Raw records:
□ □ □ □ □ □ □

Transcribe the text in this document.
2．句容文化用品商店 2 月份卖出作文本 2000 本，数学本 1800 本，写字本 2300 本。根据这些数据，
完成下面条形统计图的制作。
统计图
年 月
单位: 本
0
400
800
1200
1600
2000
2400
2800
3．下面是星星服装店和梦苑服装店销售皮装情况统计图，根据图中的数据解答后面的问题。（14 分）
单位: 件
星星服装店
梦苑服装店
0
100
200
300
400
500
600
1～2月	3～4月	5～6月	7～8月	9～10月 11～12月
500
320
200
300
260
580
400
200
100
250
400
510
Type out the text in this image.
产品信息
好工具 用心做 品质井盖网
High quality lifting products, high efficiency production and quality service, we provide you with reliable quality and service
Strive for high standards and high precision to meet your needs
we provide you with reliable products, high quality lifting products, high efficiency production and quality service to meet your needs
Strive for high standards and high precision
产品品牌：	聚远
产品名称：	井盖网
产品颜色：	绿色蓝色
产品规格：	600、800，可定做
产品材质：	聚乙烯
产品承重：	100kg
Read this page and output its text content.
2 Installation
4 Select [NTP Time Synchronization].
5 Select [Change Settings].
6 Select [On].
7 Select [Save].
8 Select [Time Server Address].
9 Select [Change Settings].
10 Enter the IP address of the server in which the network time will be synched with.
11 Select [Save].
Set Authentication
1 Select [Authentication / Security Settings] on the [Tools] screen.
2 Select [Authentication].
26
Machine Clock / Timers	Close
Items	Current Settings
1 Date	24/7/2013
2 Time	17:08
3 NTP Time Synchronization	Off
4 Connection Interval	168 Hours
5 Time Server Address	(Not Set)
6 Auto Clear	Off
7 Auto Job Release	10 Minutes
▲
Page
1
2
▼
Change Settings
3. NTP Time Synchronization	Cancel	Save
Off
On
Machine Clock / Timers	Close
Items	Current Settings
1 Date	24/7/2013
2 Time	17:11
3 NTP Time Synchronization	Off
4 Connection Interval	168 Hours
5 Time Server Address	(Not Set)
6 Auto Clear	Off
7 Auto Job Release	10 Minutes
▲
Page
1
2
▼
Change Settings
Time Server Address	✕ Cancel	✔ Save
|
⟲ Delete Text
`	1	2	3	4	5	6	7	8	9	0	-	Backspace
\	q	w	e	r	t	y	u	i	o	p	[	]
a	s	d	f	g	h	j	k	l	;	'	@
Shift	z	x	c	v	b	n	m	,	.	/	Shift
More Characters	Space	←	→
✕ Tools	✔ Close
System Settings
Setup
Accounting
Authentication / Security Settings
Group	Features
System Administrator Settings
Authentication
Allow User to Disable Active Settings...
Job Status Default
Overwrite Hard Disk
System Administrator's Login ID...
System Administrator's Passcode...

□ □ □ □ □ □ □

SET EXERCISE:
Every record above must be duplicated exactly.

THE REPLY:
Transcribe the text in this document.
2．句容文化用品商店 2 月份卖出作文本 2000 本，数学本 1800 本，写字本 2300 本。根据这些数据，
完成下面条形统计图的制作。
统计图
年 月
单位: 本
0
400
800
1200
1600
2000
2400
2800
3．下面是星星服装店和梦苑服装店销售皮装情况统计图，根据图中的数据解答后面的问题。（14 分）
单位: 件
星星服装店
梦苑服装店
0
100
200
300
400
500
600
1～2月	3～4月	5～6月	7～8月	9～10月 11～12月
500
320
200
300
260
580
400
200
100
250
400
510
Type out the text in this image.
产品信息
好工具 用心做 品质井盖网
High quality lifting products, high efficiency production and quality service, we provide you with reliable quality and service
Strive for high standards and high precision to meet your needs
we provide you with reliable products, high quality lifting products, high efficiency production and quality service to meet your needs
Strive for high standards and high precision
产品品牌：	聚远
产品名称：	井盖网
产品颜色：	绿色蓝色
产品规格：	600、800，可定做
产品材质：	聚乙烯
产品承重：	100kg
Read this page and output its text content.
2 Installation
4 Select [NTP Time Synchronization].
5 Select [Change Settings].
6 Select [On].
7 Select [Save].
8 Select [Time Server Address].
9 Select [Change Settings].
10 Enter the IP address of the server in which the network time will be synched with.
11 Select [Save].
Set Authentication
1 Select [Authentication / Security Settings] on the [Tools] screen.
2 Select [Authentication].
26
Machine Clock / Timers	Close
Items	Current Settings
1 Date	24/7/2013
2 Time	17:08
3 NTP Time Synchronization	Off
4 Connection Interval	168 Hours
5 Time Server Address	(Not Set)
6 Auto Clear	Off
7 Auto Job Release	10 Minutes
▲
Page
1
2
▼
Change Settings
3. NTP Time Synchronization	Cancel	Save
Off
On
Machine Clock / Timers	Close
Items	Current Settings
1 Date	24/7/2013
2 Time	17:11
3 NTP Time Synchronization	Off
4 Connection Interval	168 Hours
5 Time Server Address	(Not Set)
6 Auto Clear	Off
7 Auto Job Release	10 Minutes
▲
Page
1
2
▼
Change Settings
Time Server Address	✕ Cancel	✔ Save
|
⟲ Delete Text
`	1	2	3	4	5	6	7	8	9	0	-	Backspace
\	q	w	e	r	t	y	u	i	o	p	[	]
a	s	d	f	g	h	j	k	l	;	'	@
Shift	z	x	c	v	b	n	m	,	.	/	Shift
More Characters	Space	←	→
✕ Tools	✔ Close
System Settings
Setup
Accounting
Authentication / Security Settings
Group	Features
System Administrator Settings
Authentication
Allow User to Disable Active Settings...
Job Status Default
Overwrite Hard Disk
System Administrator's Login ID...
System Administrator's Passcode...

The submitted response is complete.